+++ Data entries

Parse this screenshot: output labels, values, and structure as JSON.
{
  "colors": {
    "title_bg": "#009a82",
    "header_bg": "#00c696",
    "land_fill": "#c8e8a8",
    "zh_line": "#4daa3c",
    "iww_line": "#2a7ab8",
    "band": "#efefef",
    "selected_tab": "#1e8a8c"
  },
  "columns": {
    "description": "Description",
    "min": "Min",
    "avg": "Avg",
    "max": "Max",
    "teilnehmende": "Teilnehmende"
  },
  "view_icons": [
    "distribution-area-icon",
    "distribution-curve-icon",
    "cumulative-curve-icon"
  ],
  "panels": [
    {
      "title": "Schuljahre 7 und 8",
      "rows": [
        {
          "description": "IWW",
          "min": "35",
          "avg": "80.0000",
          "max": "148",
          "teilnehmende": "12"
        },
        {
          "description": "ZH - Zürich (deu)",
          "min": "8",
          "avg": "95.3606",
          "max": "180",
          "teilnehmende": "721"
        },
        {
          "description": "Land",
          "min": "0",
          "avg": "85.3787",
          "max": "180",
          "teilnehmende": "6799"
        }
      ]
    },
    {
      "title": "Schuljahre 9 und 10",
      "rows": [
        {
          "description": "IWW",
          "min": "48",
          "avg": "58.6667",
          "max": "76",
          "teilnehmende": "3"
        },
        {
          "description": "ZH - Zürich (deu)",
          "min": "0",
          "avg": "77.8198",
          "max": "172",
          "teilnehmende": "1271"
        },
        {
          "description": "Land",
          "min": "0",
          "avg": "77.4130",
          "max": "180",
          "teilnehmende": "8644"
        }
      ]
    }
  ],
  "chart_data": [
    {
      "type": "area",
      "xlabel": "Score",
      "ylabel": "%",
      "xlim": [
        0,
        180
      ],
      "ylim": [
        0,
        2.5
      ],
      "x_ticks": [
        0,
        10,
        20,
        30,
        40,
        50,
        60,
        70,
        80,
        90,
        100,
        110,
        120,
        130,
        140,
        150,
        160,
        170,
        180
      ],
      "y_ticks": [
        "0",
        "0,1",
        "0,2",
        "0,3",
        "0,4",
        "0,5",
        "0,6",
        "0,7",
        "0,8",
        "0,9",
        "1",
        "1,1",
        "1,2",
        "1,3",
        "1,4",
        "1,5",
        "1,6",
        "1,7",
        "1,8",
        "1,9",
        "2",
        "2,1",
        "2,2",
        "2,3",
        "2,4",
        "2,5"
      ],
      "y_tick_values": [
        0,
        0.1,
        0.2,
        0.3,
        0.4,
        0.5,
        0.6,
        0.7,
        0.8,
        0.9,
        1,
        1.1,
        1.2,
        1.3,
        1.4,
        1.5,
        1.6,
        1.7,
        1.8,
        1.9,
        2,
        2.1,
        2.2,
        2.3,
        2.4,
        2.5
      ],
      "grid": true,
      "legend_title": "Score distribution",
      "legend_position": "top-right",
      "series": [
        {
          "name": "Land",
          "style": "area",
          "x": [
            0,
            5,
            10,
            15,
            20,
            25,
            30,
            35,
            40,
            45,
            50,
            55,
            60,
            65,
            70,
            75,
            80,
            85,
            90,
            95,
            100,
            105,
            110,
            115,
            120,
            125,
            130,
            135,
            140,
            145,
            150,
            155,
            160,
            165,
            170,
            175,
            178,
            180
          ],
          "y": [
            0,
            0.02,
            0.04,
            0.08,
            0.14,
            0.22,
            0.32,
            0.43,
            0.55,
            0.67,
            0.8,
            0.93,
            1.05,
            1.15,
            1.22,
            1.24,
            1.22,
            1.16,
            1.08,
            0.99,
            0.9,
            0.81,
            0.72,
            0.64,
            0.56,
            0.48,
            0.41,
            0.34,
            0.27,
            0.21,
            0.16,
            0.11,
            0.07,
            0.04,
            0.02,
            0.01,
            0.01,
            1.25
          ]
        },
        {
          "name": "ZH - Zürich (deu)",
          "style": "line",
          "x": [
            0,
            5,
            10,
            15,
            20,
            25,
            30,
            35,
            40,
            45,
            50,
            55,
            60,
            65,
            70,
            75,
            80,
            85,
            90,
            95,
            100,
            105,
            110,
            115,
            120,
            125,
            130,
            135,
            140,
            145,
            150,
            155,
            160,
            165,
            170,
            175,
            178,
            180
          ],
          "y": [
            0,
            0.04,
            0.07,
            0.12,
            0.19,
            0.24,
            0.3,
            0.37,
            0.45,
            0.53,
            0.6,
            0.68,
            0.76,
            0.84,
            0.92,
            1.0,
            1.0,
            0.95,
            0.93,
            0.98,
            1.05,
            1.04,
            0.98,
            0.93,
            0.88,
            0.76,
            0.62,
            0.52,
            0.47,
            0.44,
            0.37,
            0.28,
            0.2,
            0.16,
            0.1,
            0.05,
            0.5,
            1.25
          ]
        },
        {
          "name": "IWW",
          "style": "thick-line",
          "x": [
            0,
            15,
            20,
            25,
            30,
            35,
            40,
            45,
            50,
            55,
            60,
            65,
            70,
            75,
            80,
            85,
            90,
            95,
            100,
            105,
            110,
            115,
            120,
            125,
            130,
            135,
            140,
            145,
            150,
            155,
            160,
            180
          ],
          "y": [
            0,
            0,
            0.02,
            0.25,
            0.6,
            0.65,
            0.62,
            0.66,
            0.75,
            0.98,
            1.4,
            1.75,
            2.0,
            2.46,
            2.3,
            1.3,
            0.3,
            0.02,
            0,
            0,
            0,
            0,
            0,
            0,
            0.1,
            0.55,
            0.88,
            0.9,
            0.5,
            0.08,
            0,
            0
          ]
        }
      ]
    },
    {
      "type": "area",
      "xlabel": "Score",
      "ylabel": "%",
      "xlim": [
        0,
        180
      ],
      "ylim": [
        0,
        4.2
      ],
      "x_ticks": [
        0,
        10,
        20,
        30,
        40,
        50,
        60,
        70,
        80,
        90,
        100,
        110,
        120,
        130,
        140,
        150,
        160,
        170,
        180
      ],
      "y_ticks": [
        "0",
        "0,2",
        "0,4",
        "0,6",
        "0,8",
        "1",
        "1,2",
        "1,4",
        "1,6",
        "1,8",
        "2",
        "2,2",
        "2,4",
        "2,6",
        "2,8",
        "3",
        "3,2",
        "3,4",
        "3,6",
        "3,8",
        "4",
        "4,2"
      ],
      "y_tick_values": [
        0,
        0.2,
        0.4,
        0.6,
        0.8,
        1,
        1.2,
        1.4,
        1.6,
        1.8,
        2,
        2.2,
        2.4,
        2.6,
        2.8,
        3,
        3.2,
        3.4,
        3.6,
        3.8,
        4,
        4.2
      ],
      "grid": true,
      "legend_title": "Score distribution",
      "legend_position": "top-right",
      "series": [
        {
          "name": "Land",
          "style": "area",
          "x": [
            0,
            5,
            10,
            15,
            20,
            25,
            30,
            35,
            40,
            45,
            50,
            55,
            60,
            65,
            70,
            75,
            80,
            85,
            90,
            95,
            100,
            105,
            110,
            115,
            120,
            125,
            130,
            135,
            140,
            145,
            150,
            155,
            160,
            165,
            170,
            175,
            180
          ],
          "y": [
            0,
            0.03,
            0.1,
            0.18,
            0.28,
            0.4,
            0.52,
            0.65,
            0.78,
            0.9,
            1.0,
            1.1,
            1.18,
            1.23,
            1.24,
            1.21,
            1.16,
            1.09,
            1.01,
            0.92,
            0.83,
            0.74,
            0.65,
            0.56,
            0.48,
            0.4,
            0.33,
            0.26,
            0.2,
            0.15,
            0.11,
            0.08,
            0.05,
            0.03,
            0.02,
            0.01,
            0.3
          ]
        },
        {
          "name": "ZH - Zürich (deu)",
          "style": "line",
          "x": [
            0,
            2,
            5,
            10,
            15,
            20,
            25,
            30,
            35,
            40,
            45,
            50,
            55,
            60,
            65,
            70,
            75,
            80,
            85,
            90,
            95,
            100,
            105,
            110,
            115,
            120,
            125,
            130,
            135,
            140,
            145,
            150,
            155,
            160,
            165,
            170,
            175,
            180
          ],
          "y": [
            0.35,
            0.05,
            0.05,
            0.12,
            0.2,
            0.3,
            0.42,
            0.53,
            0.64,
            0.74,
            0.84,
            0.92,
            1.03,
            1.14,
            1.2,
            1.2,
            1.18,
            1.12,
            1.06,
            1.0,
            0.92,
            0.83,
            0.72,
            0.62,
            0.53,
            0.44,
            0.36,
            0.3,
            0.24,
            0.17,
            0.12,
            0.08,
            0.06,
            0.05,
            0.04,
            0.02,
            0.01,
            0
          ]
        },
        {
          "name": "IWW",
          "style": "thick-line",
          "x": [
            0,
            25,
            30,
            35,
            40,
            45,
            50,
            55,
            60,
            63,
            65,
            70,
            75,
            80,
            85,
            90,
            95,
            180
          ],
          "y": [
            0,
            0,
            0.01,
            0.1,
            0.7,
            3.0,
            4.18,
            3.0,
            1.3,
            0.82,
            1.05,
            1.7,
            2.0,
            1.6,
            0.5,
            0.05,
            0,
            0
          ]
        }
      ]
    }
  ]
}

++++++

What the task asks: Check the data for the word "Schuljahre" and pull out the lines that have it.

Full solution:
      "title": "Schuljahre 7 und 8",
      "title": "Schuljahre 9 und 10",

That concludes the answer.